Figure record listings:
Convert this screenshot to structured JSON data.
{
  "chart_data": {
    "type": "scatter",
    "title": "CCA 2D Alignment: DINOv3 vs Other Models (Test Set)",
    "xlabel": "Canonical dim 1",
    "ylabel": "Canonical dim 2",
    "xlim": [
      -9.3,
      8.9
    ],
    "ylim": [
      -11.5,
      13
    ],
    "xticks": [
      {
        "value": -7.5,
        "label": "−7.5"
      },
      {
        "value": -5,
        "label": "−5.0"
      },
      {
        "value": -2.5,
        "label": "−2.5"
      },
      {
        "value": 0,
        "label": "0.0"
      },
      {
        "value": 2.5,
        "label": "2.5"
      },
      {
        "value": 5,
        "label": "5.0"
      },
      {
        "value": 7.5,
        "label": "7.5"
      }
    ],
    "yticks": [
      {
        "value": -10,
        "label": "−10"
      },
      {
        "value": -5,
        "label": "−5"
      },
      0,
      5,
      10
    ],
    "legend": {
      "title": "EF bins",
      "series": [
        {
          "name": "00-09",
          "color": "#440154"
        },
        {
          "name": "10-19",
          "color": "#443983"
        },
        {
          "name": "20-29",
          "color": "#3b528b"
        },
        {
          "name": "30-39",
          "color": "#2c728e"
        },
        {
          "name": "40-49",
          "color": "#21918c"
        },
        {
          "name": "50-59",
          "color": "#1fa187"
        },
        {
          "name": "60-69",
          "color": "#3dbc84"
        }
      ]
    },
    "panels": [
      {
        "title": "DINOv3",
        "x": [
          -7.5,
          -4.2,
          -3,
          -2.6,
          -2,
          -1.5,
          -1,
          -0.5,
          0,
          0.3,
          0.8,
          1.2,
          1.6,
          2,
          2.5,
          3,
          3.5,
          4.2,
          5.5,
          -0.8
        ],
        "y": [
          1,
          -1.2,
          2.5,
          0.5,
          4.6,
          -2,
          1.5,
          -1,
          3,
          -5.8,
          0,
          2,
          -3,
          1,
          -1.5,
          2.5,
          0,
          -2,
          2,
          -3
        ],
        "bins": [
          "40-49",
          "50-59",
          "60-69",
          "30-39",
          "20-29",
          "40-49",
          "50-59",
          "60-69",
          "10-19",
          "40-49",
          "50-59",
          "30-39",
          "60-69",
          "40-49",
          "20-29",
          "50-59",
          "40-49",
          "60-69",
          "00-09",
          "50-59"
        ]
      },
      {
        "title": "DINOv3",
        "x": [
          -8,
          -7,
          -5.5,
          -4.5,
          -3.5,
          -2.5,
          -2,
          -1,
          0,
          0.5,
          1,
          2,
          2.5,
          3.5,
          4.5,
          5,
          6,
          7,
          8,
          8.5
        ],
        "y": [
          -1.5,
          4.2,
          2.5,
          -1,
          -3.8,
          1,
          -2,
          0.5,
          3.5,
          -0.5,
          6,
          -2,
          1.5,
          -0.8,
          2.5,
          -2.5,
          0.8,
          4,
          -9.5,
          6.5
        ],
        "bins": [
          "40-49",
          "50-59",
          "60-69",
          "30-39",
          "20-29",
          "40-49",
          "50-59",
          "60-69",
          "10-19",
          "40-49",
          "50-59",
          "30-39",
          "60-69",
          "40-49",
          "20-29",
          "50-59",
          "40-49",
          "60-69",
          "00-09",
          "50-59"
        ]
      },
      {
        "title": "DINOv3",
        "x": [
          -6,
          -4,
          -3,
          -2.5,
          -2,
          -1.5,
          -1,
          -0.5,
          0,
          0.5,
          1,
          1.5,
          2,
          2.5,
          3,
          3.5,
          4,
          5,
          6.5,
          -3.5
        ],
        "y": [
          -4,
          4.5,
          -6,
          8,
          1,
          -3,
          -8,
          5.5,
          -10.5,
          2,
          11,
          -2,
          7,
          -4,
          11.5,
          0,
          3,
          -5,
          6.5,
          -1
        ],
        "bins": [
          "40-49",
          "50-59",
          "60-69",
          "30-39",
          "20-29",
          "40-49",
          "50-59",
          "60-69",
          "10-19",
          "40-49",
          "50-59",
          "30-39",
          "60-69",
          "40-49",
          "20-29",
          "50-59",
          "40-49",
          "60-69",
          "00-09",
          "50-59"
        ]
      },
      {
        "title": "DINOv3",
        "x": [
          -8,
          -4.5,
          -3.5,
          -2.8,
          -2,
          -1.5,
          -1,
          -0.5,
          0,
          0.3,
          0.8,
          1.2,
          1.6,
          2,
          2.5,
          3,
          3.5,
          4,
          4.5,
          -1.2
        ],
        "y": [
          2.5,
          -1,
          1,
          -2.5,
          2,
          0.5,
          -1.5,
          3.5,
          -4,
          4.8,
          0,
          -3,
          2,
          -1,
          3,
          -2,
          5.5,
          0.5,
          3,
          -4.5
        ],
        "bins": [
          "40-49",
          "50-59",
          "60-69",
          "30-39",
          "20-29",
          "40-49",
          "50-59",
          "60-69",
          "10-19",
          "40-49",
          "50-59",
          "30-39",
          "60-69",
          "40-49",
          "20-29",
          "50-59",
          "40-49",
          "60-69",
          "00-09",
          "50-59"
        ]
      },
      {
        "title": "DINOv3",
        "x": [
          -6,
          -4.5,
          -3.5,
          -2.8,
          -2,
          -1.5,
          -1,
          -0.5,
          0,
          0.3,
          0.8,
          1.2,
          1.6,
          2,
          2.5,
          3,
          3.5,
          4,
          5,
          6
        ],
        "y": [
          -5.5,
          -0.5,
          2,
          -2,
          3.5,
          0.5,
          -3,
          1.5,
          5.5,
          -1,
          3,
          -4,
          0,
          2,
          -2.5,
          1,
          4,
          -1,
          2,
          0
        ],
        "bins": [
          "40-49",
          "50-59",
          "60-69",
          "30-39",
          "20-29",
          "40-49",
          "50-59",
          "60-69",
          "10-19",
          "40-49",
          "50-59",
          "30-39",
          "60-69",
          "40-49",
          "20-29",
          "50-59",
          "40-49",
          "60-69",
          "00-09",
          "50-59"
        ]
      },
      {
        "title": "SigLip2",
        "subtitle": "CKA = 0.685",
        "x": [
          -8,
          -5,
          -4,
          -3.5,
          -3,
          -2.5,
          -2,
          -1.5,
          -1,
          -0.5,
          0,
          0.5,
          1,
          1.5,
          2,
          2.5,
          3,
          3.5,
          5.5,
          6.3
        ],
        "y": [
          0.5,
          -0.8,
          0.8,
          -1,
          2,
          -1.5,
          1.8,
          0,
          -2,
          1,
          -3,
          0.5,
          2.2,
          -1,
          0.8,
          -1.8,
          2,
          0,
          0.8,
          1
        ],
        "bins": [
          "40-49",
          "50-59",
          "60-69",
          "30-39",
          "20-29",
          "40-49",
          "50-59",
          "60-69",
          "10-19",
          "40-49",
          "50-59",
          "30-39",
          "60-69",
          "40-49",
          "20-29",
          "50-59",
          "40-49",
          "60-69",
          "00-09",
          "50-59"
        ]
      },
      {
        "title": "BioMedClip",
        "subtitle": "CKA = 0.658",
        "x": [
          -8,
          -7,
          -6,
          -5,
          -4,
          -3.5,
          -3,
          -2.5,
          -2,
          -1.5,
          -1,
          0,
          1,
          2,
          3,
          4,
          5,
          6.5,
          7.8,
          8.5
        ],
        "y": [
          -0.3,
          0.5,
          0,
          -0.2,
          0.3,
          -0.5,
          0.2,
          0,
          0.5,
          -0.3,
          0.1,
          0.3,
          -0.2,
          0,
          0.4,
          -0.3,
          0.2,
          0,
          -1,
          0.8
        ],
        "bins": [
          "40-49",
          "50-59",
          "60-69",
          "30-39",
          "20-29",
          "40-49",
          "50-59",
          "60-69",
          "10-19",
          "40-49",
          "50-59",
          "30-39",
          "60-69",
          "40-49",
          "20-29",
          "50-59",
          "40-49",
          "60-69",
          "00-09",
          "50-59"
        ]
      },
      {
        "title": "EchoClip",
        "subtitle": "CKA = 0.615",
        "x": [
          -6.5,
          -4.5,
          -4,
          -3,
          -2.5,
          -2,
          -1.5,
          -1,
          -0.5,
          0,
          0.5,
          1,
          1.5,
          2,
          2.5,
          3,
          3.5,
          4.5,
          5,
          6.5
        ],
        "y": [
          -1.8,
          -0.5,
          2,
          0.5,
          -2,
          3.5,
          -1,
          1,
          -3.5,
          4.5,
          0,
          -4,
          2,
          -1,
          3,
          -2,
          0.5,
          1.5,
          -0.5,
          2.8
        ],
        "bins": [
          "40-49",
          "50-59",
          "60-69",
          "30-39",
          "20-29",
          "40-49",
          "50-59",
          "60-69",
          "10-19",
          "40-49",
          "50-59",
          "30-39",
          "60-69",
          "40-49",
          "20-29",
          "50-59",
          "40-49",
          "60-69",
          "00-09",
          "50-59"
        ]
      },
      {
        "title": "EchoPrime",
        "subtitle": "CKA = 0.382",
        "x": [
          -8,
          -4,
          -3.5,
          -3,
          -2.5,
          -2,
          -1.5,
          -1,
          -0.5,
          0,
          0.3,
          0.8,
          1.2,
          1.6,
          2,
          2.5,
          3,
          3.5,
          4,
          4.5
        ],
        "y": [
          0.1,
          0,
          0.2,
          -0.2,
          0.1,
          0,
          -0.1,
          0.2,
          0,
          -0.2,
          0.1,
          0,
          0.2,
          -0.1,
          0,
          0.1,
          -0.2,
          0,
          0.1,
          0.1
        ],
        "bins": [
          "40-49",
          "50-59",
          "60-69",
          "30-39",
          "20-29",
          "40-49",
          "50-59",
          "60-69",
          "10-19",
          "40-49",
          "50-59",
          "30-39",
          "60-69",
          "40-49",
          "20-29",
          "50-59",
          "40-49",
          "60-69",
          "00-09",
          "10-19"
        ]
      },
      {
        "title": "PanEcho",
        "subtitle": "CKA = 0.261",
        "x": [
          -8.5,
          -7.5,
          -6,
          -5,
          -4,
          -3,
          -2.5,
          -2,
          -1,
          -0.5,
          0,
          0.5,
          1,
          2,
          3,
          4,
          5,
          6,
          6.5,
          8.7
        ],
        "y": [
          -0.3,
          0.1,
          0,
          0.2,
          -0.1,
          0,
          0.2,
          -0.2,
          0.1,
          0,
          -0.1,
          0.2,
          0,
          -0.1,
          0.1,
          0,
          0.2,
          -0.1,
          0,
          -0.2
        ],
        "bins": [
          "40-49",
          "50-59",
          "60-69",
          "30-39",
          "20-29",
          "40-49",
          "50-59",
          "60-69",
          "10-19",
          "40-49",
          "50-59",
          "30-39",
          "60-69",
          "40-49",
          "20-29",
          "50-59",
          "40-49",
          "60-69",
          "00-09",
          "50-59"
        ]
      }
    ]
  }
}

__Work instructions__.
Pick out the lines containing the string "name".

__Answer to the task__.
          "name": "00-09",
          "name": "10-19",
          "name": "20-29",
          "name": "30-39",
          "name": "40-49",
          "name": "50-59",
          "name": "60-69",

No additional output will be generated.